▼▼▼

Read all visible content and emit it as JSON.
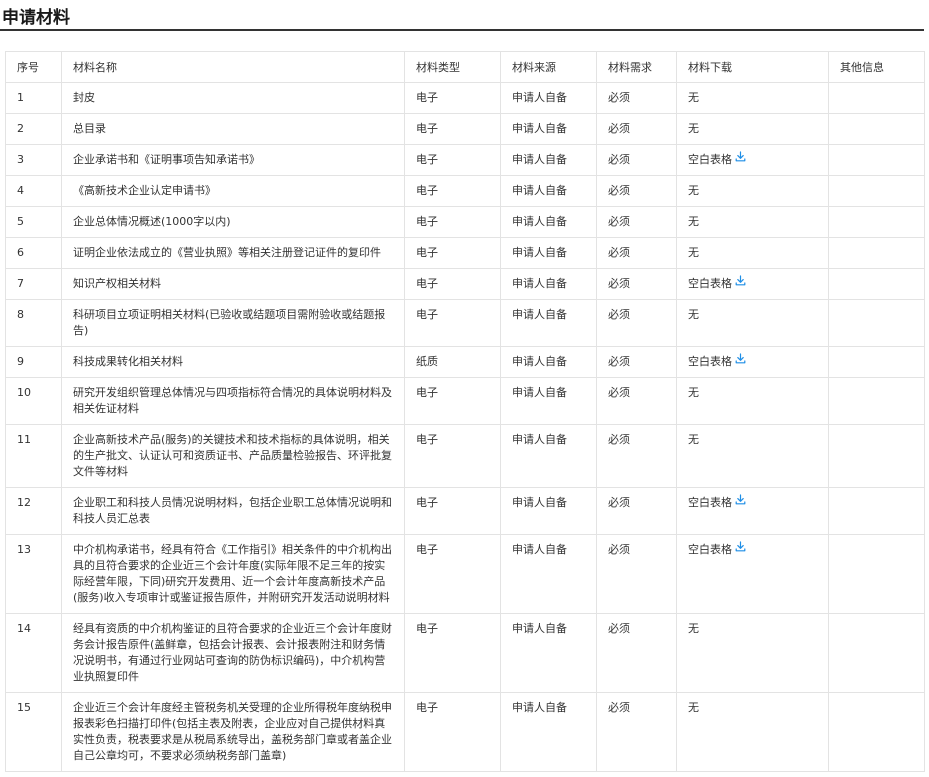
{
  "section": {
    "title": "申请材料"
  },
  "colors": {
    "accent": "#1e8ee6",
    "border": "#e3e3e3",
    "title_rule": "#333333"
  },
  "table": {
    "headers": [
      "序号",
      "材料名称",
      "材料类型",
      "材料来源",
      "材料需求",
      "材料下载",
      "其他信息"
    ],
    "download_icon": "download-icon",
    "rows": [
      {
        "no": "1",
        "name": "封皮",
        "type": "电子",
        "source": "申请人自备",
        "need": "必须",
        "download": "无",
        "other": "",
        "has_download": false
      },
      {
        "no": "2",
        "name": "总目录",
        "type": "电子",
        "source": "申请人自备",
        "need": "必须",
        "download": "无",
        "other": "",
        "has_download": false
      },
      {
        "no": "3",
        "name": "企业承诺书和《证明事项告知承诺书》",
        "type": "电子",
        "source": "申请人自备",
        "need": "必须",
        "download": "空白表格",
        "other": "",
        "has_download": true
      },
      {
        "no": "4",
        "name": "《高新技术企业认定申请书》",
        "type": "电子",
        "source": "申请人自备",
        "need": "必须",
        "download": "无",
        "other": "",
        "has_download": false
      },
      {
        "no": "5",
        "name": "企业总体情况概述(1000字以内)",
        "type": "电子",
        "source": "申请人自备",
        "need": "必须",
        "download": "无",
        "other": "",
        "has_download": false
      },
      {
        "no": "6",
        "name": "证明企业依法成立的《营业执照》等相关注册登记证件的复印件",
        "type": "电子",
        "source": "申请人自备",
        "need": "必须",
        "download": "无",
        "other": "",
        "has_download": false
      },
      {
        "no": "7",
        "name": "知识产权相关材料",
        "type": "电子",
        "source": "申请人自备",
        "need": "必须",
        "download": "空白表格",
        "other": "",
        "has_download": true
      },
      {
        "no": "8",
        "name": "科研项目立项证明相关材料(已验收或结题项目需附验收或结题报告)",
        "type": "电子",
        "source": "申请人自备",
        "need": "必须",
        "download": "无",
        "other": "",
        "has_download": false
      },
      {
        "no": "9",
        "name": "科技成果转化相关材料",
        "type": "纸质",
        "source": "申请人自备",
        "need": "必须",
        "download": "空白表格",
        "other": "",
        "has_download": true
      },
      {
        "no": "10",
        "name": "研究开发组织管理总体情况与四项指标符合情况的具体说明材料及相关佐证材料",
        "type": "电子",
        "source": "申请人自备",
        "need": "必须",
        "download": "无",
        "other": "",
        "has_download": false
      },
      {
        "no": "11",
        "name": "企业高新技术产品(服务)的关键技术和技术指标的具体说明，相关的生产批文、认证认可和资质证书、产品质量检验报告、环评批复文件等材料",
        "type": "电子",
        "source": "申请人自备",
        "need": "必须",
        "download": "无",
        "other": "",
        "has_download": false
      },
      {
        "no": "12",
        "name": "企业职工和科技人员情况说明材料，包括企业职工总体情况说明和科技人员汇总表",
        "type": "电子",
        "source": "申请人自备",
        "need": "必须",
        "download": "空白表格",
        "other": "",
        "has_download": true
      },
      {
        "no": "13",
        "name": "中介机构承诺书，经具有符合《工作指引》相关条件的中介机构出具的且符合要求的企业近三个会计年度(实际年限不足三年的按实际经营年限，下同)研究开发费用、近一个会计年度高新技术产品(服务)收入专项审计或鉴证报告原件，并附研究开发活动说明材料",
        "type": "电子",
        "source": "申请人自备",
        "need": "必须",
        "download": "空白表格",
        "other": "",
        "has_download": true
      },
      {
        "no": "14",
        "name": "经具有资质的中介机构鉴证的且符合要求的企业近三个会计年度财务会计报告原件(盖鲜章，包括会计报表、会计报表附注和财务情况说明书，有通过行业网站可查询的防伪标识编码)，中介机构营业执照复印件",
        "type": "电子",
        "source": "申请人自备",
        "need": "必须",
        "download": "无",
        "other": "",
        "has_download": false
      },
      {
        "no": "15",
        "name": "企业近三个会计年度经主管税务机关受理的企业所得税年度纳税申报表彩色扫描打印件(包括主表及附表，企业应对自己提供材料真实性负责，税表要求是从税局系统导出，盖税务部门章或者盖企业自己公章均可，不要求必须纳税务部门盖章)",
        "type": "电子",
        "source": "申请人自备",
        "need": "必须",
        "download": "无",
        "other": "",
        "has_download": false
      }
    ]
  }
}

▲▲▲

Produce an exact copy of each line of data, skipping embedded images.

Read all visible content and emit it as JSON.
{
  "section": {
    "title": "申请材料"
  },
  "colors": {
    "accent": "#1e8ee6",
    "border": "#e3e3e3",
    "title_rule": "#333333"
  },
  "table": {
    "headers": [
      "序号",
      "材料名称",
      "材料类型",
      "材料来源",
      "材料需求",
      "材料下载",
      "其他信息"
    ],
    "download_icon": "download-icon",
    "rows": [
      {
        "no": "1",
        "name": "封皮",
        "type": "电子",
        "source": "申请人自备",
        "need": "必须",
        "download": "无",
        "other": "",
        "has_download": false
      },
      {
        "no": "2",
        "name": "总目录",
        "type": "电子",
        "source": "申请人自备",
        "need": "必须",
        "download": "无",
        "other": "",
        "has_download": false
      },
      {
        "no": "3",
        "name": "企业承诺书和《证明事项告知承诺书》",
        "type": "电子",
        "source": "申请人自备",
        "need": "必须",
        "download": "空白表格",
        "other": "",
        "has_download": true
      },
      {
        "no": "4",
        "name": "《高新技术企业认定申请书》",
        "type": "电子",
        "source": "申请人自备",
        "need": "必须",
        "download": "无",
        "other": "",
        "has_download": false
      },
      {
        "no": "5",
        "name": "企业总体情况概述(1000字以内)",
        "type": "电子",
        "source": "申请人自备",
        "need": "必须",
        "download": "无",
        "other": "",
        "has_download": false
      },
      {
        "no": "6",
        "name": "证明企业依法成立的《营业执照》等相关注册登记证件的复印件",
        "type": "电子",
        "source": "申请人自备",
        "need": "必须",
        "download": "无",
        "other": "",
        "has_download": false
      },
      {
        "no": "7",
        "name": "知识产权相关材料",
        "type": "电子",
        "source": "申请人自备",
        "need": "必须",
        "download": "空白表格",
        "other": "",
        "has_download": true
      },
      {
        "no": "8",
        "name": "科研项目立项证明相关材料(已验收或结题项目需附验收或结题报告)",
        "type": "电子",
        "source": "申请人自备",
        "need": "必须",
        "download": "无",
        "other": "",
        "has_download": false
      },
      {
        "no": "9",
        "name": "科技成果转化相关材料",
        "type": "纸质",
        "source": "申请人自备",
        "need": "必须",
        "download": "空白表格",
        "other": "",
        "has_download": true
      },
      {
        "no": "10",
        "name": "研究开发组织管理总体情况与四项指标符合情况的具体说明材料及相关佐证材料",
        "type": "电子",
        "source": "申请人自备",
        "need": "必须",
        "download": "无",
        "other": "",
        "has_download": false
      },
      {
        "no": "11",
        "name": "企业高新技术产品(服务)的关键技术和技术指标的具体说明，相关的生产批文、认证认可和资质证书、产品质量检验报告、环评批复文件等材料",
        "type": "电子",
        "source": "申请人自备",
        "need": "必须",
        "download": "无",
        "other": "",
        "has_download": false
      },
      {
        "no": "12",
        "name": "企业职工和科技人员情况说明材料，包括企业职工总体情况说明和科技人员汇总表",
        "type": "电子",
        "source": "申请人自备",
        "need": "必须",
        "download": "空白表格",
        "other": "",
        "has_download": true
      },
      {
        "no": "13",
        "name": "中介机构承诺书，经具有符合《工作指引》相关条件的中介机构出具的且符合要求的企业近三个会计年度(实际年限不足三年的按实际经营年限，下同)研究开发费用、近一个会计年度高新技术产品(服务)收入专项审计或鉴证报告原件，并附研究开发活动说明材料",
        "type": "电子",
        "source": "申请人自备",
        "need": "必须",
        "download": "空白表格",
        "other": "",
        "has_download": true
      },
      {
        "no": "14",
        "name": "经具有资质的中介机构鉴证的且符合要求的企业近三个会计年度财务会计报告原件(盖鲜章，包括会计报表、会计报表附注和财务情况说明书，有通过行业网站可查询的防伪标识编码)，中介机构营业执照复印件",
        "type": "电子",
        "source": "申请人自备",
        "need": "必须",
        "download": "无",
        "other": "",
        "has_download": false
      },
      {
        "no": "15",
        "name": "企业近三个会计年度经主管税务机关受理的企业所得税年度纳税申报表彩色扫描打印件(包括主表及附表，企业应对自己提供材料真实性负责，税表要求是从税局系统导出，盖税务部门章或者盖企业自己公章均可，不要求必须纳税务部门盖章)",
        "type": "电子",
        "source": "申请人自备",
        "need": "必须",
        "download": "无",
        "other": "",
        "has_download": false
      }
    ]
  }
}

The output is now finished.